Generation Y
Editor’s note: Josh Brown’s August column on Generation Y has generated a healthy amount of responses. Here’s a sampling. We’ll share more next month.Josh: Since you are Generation Y, I didn’t know if I should email or call you. First off, I loved your article. We recruit for the kitchen and bath industry on the decorative side. This article hit home for us in so many areas.
Lynn Kirchgatter, Owner
Keercutter & Associates
Saint Ansgar, Iowa
Working directly with ASA’s Young Executives Division, I was very interested to read Joshua Brown’s column, “Understanding the Future,” in the August 2012 issue of Supply House Times. I found several of his observations rather disconcerting, i.e. the inability of Generation Y’ers to make a professional phone call as well as their preference to deal with conflict via email/text. Further, it would seem to me that the use of technology, at one time or another, as a scapegoat for not addressing or resolving conflict has become more commonplace. It pains me to think whether this behavior will become more pervasive – even acceptable – as we move toward the future. Ours, like so many others, continues to be a relationship-based industry. After reading Joshua’s column, I am left wondering if many of these valuable industry relationships are in jeopardy of being lost from one generation to the next.

### GIVEN INFORMATION
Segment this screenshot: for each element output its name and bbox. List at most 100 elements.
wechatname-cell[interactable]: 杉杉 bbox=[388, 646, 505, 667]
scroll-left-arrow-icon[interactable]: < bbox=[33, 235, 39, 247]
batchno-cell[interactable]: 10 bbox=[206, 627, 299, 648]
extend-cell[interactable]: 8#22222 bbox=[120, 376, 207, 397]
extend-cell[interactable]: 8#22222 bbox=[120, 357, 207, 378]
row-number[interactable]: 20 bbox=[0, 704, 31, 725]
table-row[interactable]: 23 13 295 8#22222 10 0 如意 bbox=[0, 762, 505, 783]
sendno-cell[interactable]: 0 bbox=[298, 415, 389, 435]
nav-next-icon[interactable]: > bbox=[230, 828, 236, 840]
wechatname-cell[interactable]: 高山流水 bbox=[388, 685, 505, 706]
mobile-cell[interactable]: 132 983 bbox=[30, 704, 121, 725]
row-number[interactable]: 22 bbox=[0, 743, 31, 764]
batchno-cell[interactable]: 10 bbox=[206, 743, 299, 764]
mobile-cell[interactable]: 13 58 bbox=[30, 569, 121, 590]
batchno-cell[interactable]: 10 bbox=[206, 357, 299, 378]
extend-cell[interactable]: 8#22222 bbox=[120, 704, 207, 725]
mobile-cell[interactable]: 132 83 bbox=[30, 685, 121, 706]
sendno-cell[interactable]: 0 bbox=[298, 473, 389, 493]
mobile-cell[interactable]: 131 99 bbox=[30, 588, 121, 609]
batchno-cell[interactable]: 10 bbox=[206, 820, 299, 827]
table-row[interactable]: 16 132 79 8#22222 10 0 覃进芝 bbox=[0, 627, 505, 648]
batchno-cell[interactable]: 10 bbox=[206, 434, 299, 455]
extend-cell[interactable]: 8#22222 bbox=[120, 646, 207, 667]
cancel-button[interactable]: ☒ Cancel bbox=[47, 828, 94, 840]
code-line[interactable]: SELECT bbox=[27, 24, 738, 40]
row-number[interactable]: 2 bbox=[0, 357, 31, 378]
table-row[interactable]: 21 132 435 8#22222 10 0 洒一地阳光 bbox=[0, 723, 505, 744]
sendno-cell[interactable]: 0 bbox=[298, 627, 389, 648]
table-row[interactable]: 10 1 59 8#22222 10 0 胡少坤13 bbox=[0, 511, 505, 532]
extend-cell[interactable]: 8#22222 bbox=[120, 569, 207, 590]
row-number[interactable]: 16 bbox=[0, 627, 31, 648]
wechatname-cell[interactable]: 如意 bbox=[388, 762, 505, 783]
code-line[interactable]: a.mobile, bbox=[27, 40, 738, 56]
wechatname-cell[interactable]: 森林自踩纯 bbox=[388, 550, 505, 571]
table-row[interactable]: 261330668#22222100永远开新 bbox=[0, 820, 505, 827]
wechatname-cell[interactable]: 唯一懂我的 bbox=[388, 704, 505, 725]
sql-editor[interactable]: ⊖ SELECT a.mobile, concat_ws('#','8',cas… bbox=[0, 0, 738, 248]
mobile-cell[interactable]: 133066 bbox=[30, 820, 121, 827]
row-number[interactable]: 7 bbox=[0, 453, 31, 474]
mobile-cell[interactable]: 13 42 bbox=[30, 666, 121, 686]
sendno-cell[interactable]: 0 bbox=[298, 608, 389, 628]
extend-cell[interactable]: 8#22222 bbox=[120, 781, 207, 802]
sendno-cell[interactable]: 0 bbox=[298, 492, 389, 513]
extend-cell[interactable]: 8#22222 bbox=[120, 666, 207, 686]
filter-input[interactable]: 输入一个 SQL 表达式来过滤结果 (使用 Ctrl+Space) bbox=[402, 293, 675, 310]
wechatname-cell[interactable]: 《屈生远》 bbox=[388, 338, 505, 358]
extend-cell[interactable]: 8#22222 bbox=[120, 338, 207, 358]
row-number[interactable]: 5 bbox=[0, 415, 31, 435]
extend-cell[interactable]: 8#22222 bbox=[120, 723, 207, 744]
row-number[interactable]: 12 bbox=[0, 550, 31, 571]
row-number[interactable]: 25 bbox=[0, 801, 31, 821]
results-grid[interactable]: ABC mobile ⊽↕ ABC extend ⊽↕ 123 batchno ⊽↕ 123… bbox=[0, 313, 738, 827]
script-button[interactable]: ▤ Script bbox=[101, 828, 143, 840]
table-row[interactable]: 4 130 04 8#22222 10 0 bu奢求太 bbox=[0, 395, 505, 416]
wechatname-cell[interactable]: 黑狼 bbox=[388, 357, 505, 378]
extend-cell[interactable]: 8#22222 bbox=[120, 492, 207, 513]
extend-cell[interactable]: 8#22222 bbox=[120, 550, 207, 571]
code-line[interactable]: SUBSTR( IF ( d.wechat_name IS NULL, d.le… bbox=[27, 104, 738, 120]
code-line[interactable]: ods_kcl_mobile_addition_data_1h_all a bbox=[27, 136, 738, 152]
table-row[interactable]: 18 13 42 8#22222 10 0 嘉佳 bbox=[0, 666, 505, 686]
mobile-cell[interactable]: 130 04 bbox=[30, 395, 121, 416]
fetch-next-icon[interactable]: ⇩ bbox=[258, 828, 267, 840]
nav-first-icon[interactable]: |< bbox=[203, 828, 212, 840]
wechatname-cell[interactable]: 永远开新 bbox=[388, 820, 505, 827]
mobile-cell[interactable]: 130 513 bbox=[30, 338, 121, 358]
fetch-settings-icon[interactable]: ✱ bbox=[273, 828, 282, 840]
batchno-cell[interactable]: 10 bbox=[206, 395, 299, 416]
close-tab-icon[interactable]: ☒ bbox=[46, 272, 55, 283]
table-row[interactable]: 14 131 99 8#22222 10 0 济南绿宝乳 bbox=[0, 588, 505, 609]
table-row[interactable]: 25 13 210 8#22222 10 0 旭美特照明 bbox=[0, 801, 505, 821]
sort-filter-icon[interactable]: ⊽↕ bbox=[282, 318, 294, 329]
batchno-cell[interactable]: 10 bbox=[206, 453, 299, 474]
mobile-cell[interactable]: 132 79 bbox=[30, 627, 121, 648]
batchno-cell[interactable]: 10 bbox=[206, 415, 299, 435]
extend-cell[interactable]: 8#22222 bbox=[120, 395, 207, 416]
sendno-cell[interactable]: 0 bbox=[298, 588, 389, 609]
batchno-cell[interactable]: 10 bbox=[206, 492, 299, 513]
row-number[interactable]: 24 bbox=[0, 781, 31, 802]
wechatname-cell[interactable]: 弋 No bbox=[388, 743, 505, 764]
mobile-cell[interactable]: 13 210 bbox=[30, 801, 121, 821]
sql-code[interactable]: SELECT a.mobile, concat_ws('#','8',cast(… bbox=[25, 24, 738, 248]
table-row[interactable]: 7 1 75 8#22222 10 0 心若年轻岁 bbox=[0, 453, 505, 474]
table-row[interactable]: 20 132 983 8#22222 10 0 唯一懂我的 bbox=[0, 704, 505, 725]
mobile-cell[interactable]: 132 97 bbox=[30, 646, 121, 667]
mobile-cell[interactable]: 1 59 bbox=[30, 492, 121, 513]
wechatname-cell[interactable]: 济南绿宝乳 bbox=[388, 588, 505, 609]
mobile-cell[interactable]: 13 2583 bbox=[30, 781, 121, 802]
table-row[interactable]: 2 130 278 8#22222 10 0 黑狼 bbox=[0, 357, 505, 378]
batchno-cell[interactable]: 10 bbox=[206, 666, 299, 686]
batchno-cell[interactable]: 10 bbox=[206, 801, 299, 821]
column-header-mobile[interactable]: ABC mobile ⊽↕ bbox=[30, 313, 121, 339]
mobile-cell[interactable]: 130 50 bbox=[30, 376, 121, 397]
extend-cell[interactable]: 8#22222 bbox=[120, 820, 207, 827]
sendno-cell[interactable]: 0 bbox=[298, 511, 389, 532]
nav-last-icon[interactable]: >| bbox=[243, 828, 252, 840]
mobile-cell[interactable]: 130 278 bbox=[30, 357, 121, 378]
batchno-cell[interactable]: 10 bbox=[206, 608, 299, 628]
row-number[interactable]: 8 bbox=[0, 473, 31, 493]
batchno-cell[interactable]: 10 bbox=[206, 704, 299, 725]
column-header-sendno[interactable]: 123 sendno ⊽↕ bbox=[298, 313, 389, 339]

### REQUIREMENTS
A. Give the part of the listing that opens with its first line and closes with the line containing "mobile-cell[interactable]: 13 58" as a JSON list of strings, one per line, omitting blank lines.
B. Take the letters about Generation Y further from the point where they stop.
The listing has no connection to the letters about Generation Y.

### RESPONSES IN ORDER
A.
[
  "Segment this screenshot: for each element output its name and bbox. List at most 100 elements.",
  "wechatname-cell[interactable]: 杉杉 bbox=[388, 646, 505, 667]",
  "scroll-left-arrow-icon[interactable]: < bbox=[33, 235, 39, 247]",
  "batchno-cell[interactable]: 10 bbox=[206, 627, 299, 648]",
  "extend-cell[interactable]: 8#22222 bbox=[120, 376, 207, 397]",
  "extend-cell[interactable]: 8#22222 bbox=[120, 357, 207, 378]",
  "row-number[interactable]: 20 bbox=[0, 704, 31, 725]",
  "table-row[interactable]: 23 13 295 8#22222 10 0 如意 bbox=[0, 762, 505, 783]",
  "sendno-cell[interactable]: 0 bbox=[298, 415, 389, 435]",
  "nav-next-icon[interactable]: > bbox=[230, 828, 236, 840]",
  "wechatname-cell[interactable]: 高山流水 bbox=[388, 685, 505, 706]",
  "mobile-cell[interactable]: 132 983 bbox=[30, 704, 121, 725]",
  "row-number[interactable]: 22 bbox=[0, 743, 31, 764]",
  "batchno-cell[interactable]: 10 bbox=[206, 743, 299, 764]",
  "mobile-cell[interactable]: 13 58 bbox=[30, 569, 121, 590]"
]

B.
More specifically, I am left with the question as to why an employer would want to hire someone from Generation Y over someone from Generation X. Joshua makes the points that Gen Y’ers not only lack grammar skills and professionalism but also are highly susceptible to making mistakes because of doing things too quickly. Perhaps their multitasking actually does more to hinder productivity if they are prone to doing too many things too quickly. Can Gen Y’ers truly handle more than one task at a time? Why does it fall to employers to teach, rather than to reinforce and cultivate these skills for the first time? Does it not fall upon our education system to retool to respond and prepare one generation after the next to enter the workforce and be more productive members of society? There is a lot to be said for instilling professionalism in the future generations of the workforce.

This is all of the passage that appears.